### Task description
Find all lines in the listing that include the word "加强安全管理", then copy them.

--- START OF Recorded data ---

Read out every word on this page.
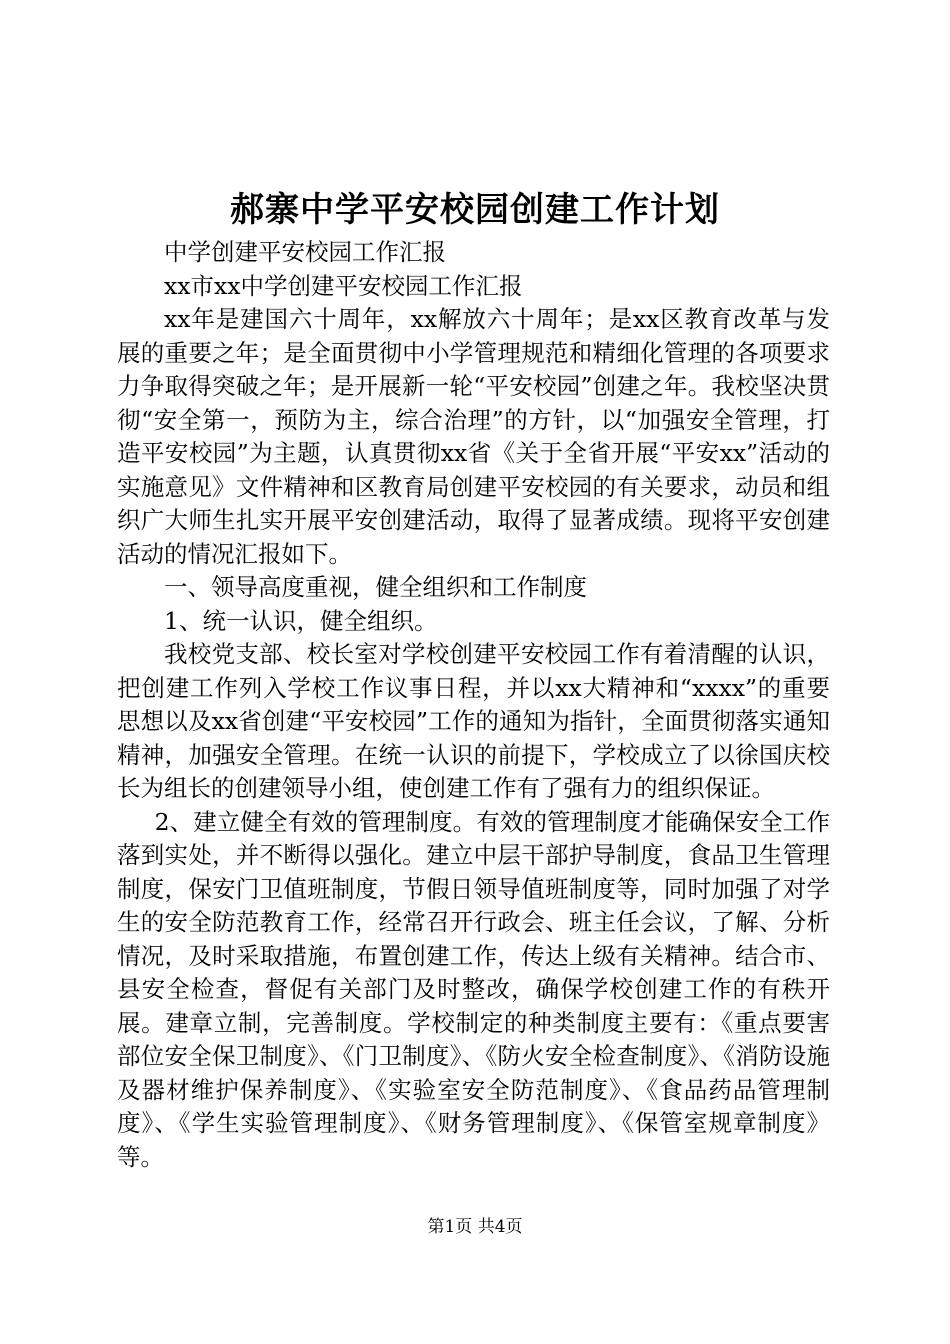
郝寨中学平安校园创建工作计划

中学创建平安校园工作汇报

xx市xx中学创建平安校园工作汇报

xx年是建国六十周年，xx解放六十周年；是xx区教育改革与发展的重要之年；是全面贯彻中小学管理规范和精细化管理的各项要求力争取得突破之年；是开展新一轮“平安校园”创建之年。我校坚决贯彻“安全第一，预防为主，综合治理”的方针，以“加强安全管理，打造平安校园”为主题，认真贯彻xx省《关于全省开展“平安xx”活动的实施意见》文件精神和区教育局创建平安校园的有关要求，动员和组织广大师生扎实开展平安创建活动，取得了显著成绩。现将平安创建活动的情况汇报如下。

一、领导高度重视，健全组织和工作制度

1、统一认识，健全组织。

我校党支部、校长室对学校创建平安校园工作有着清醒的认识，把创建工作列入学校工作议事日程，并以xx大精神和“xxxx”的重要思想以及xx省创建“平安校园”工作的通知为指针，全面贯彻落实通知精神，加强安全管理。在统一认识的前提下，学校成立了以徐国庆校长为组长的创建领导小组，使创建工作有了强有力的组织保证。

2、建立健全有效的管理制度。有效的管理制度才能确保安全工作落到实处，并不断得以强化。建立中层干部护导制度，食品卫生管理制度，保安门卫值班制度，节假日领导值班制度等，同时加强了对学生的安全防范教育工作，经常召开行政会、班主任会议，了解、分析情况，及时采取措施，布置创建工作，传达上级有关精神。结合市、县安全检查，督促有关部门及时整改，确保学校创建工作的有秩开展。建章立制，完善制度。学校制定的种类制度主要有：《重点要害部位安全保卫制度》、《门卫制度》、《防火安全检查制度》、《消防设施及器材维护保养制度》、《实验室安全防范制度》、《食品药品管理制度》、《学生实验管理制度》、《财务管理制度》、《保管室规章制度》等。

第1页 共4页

--- END OF Recorded data ---

### Written reply
xx年是建国六十周年，xx解放六十周年；是xx区教育改革与发展的重要之年；是全面贯彻中小学管理规范和精细化管理的各项要求力争取得突破之年；是开展新一轮“平安校园”创建之年。我校坚决贯彻“安全第一，预防为主，综合治理”的方针，以“加强安全管理，打造平安校园”为主题，认真贯彻xx省《关于全省开展“平安xx”活动的实施意见》文件精神和区教育局创建平安校园的有关要求，动员和组织广大师生扎实开展平安创建活动，取得了显著成绩。现将平安创建活动的情况汇报如下。
我校党支部、校长室对学校创建平安校园工作有着清醒的认识，把创建工作列入学校工作议事日程，并以xx大精神和“xxxx”的重要思想以及xx省创建“平安校园”工作的通知为指针，全面贯彻落实通知精神，加强安全管理。在统一认识的前提下，学校成立了以徐国庆校长为组长的创建领导小组，使创建工作有了强有力的组织保证。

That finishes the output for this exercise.